[Items in a dataset]:
=-=-=

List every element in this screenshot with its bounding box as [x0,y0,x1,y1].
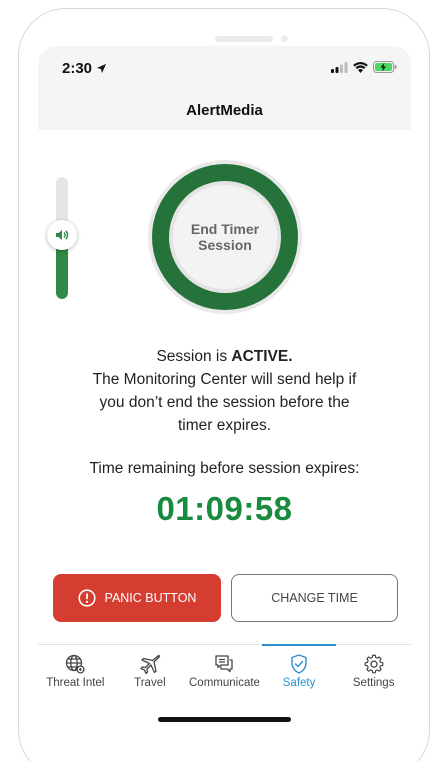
tab-settings-label: Settings [352,677,395,689]
tab-communicate-label: Communicate [189,677,260,689]
home-indicator [158,717,291,722]
tab-travel[interactable]: Travel [113,645,188,700]
end-timer-line2: Session [198,237,252,253]
session-help-line-1: The Monitoring Center will send help if [92,371,357,388]
timer-progress-ring: End Timer Session [152,164,298,310]
panic-button[interactable]: PANIC BUTTON [53,574,221,622]
change-time-button[interactable]: CHANGE TIME [231,574,398,622]
session-status-message: Session is ACTIVE. The Monitoring Center… [38,345,411,437]
timer-ring: End Timer Session [148,160,302,314]
signal-icon [331,61,348,73]
alert-circle-icon [77,589,96,607]
tab-settings[interactable]: Settings [336,645,411,700]
gear-icon [364,654,384,674]
session-help-line-2: you don’t end the session before the [99,394,350,411]
session-state: ACTIVE. [231,348,293,365]
panic-button-label: PANIC BUTTON [104,591,197,605]
shield-check-icon [291,654,307,674]
volume-slider-handle[interactable] [47,220,77,250]
location-arrow-icon [96,63,107,74]
app-screen: 2:30 AlertMedia End Timer Session Sessio… [38,46,411,736]
countdown-timer: 01:09:58 [156,490,293,527]
phone-camera [281,35,288,42]
clock-label: 2:30 [62,60,93,77]
change-time-label: CHANGE TIME [271,591,358,605]
wifi-icon [353,61,368,73]
tab-safety-label: Safety [282,677,316,689]
tab-safety[interactable]: Safety [261,644,337,700]
session-help-line-3: timer expires. [177,417,272,434]
session-status-prefix: Session is [156,348,232,365]
speaker-icon [56,230,69,240]
time-remaining-label: Time remaining before session expires: [89,460,360,477]
session-status-line: Session is ACTIVE. [38,345,411,368]
end-timer-line1: End Timer [190,221,260,237]
phone-speaker [215,36,273,42]
tab-threat-intel[interactable]: Threat Intel [38,645,113,700]
tab-travel-label: Travel [134,677,166,689]
app-title: AlertMedia [186,102,263,119]
tab-threat-intel-label: Threat Intel [46,677,105,689]
globe-icon [66,654,85,674]
end-timer-session-button[interactable]: End Timer Session [169,181,281,293]
tab-communicate[interactable]: Communicate [187,645,262,700]
status-bar-time: 2:30 [62,60,107,77]
chat-icon [215,655,234,673]
bottom-tab-bar: Threat Intel Travel Communicate Safety S… [38,644,411,700]
plane-icon [140,654,160,675]
status-bar-icons [331,61,397,73]
battery-charging-icon [373,61,397,73]
app-header: 2:30 AlertMedia [38,46,411,130]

=-=-=

[TO DO]: Reproduce every line of the items above verbatim, leaving out the pictures.

[RESPONSE TO THE TASK]:
List every element in this screenshot with its bounding box as [x0,y0,x1,y1].
tab-settings-label: Settings [352,677,395,689]
tab-communicate-label: Communicate [189,677,260,689]
home-indicator [158,717,291,722]
tab-travel[interactable]: Travel [113,645,188,700]
end-timer-line2: Session [198,237,252,253]
session-help-line-1: The Monitoring Center will send help if [92,371,357,388]
timer-progress-ring: End Timer Session [152,164,298,310]
panic-button[interactable]: PANIC BUTTON [53,574,221,622]
change-time-button[interactable]: CHANGE TIME [231,574,398,622]
session-status-message: Session is ACTIVE. The Monitoring Center… [38,345,411,437]
timer-ring: End Timer Session [148,160,302,314]
signal-icon [331,61,348,73]
alert-circle-icon [77,589,96,607]
tab-settings[interactable]: Settings [336,645,411,700]
gear-icon [364,654,384,674]
session-help-line-2: you don’t end the session before the [99,394,350,411]
session-state: ACTIVE. [231,348,293,365]
panic-button-label: PANIC BUTTON [104,591,197,605]
shield-check-icon [291,654,307,674]
volume-slider-handle[interactable] [47,220,77,250]
location-arrow-icon [96,63,107,74]
app-screen: 2:30 AlertMedia End Timer Session Sessio… [38,46,411,736]
countdown-timer: 01:09:58 [156,490,293,527]
phone-camera [281,35,288,42]
clock-label: 2:30 [62,60,93,77]
change-time-label: CHANGE TIME [271,591,358,605]
wifi-icon [353,61,368,73]
tab-safety-label: Safety [282,677,316,689]
tab-safety[interactable]: Safety [261,644,337,700]
session-help-line-3: timer expires. [177,417,272,434]
session-status-prefix: Session is [156,348,232,365]
speaker-icon [56,230,69,240]
time-remaining-label: Time remaining before session expires: [89,460,360,477]
session-status-line: Session is ACTIVE. [38,345,411,368]
end-timer-line1: End Timer [190,221,260,237]
phone-speaker [215,36,273,42]
tab-threat-intel[interactable]: Threat Intel [38,645,113,700]
tab-travel-label: Travel [134,677,166,689]
app-title: AlertMedia [186,102,263,119]
tab-threat-intel-label: Threat Intel [46,677,105,689]
globe-icon [66,654,85,674]
end-timer-session-button[interactable]: End Timer Session [169,181,281,293]
tab-communicate[interactable]: Communicate [187,645,262,700]
status-bar-time: 2:30 [62,60,107,77]
chat-icon [215,655,234,673]
bottom-tab-bar: Threat Intel Travel Communicate Safety S… [38,644,411,700]
plane-icon [140,654,160,675]
status-bar-icons [331,61,397,73]
battery-charging-icon [373,61,397,73]
app-header: 2:30 AlertMedia [38,46,411,130]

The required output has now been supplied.